───── 提示本文

私も関わっている「東洋と西洋の知の融合研究所」のウェブサイトが立ち上がりました。

https://inst-east-and-west.org/ (日本語)
https://inst-east-and-west.org/en/ (英語)


「東洋と西洋の知の融合研究所」とは何か、ご紹介したいと思います。
https://inst-east-and-west.org/about/


●設立趣旨

人類史の要請に従って、
東洋と西洋の知見を出し合い、
真摯で謙虚に徹した姿勢により、
秩序の形成、恒久的な平和、人間性に基づく繁栄、
環境と万物と人間のより良い関係とその維持の在り方を探求する。


●目的
西洋近代思想の行き詰まりによる昏迷を一掃する為、新しい人類の指針としての「東洋と西洋の知の融合」思想を確立すること。

地球全体を見据えた国家・社会と人間の在り方を探求する為、東洋からの発想・知恵を西洋に問い、西洋の発想・知恵を誘発し、討論し、高め深めて指針を提案すること。

第四次産業革命を中心とした技術主導型転換を人間にとってより良いものにするため、必須となる精神、あるべき社会ヴィジョンを明確にし提案すること。


メンバーは以下の方々です。
https://inst-east-and-west.org/about/

<理事長>
今井 博文(富士製薬工業株式会社 代表取締役会長)

<副理事長>
〓見 克司(新日本建設株式会社 代表取締役社長 社長執行役員)

──────────

研究所紹介の本文のうち「地球全体を見据えた」で始まる段落を、主な内容を保ったまま箇条書きに書き直してください。

───── 抽出データ

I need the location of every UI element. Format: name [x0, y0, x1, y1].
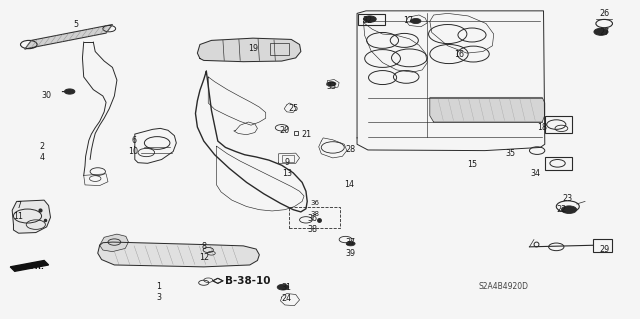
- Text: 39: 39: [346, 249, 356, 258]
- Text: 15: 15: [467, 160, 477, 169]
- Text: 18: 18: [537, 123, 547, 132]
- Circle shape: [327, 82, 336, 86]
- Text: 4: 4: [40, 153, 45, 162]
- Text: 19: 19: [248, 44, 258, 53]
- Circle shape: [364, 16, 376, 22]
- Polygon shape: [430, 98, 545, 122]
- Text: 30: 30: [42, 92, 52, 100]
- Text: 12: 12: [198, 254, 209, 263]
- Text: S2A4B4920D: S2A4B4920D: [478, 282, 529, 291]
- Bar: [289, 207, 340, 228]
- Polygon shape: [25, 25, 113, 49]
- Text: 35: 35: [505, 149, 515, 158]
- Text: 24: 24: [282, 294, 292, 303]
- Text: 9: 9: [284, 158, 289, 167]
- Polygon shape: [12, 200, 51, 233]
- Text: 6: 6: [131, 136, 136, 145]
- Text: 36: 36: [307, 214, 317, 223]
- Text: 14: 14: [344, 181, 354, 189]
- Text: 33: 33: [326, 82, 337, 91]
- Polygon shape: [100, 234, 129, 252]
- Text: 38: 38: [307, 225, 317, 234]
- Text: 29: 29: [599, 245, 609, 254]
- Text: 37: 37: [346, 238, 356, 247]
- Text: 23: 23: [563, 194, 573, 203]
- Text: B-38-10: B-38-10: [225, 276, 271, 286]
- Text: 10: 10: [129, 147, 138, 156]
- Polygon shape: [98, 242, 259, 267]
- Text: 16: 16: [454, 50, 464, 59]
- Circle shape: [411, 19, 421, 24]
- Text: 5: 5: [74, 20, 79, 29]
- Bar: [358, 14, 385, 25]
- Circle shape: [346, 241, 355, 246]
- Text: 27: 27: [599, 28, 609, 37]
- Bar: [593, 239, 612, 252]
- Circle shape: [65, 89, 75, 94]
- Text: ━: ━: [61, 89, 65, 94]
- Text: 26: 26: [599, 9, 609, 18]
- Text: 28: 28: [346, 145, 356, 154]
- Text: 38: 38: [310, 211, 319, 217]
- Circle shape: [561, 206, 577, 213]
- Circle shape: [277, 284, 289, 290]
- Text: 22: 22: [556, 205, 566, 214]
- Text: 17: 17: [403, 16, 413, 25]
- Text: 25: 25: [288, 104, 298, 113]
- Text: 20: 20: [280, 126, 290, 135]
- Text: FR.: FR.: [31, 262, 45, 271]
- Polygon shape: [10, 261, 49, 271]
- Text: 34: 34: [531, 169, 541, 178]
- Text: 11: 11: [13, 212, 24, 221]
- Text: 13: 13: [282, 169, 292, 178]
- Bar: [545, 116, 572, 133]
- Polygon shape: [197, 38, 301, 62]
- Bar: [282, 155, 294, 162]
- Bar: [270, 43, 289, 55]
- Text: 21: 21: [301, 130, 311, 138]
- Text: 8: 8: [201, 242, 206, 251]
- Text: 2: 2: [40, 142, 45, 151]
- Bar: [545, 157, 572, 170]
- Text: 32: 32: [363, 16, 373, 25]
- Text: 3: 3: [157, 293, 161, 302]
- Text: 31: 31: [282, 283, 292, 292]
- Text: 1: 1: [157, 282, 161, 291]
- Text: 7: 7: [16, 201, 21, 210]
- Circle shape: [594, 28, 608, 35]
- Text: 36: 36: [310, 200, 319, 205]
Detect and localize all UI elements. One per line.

──────────

**結果:**
- 目的：地球全体を見据えた国家・社会と人間の在り方を探求する
- 東洋からの発想・知恵を西洋に問う
- 西洋の発想・知恵を誘発し、討論する
- それらを高め深めて指針を提案する